• [What to produce]
State how many lines of the data contain the word "subject", and write nothing besides the number.

## begin The records

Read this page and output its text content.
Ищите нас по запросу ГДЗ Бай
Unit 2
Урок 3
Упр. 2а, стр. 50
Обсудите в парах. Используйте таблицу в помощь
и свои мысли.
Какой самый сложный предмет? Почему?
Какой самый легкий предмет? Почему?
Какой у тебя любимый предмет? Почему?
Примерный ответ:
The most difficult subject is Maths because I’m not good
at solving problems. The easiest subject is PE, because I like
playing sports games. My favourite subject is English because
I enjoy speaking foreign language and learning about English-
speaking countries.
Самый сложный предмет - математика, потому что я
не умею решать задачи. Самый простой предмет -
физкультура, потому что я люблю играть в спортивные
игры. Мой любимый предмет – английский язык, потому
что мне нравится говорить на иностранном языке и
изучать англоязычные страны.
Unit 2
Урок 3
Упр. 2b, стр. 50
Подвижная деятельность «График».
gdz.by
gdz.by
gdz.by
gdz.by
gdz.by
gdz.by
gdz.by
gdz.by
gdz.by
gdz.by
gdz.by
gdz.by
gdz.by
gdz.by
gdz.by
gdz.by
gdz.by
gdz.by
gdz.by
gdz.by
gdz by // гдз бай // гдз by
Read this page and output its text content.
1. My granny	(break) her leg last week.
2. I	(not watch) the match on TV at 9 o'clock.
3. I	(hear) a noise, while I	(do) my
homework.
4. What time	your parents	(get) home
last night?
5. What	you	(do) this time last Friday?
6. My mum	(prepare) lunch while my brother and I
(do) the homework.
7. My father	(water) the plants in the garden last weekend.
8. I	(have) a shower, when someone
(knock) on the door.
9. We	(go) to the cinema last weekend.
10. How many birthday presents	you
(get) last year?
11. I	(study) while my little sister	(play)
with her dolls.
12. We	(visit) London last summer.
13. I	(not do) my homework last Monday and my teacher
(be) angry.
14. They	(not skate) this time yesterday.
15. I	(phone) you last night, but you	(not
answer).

## end The records

• [Response]
3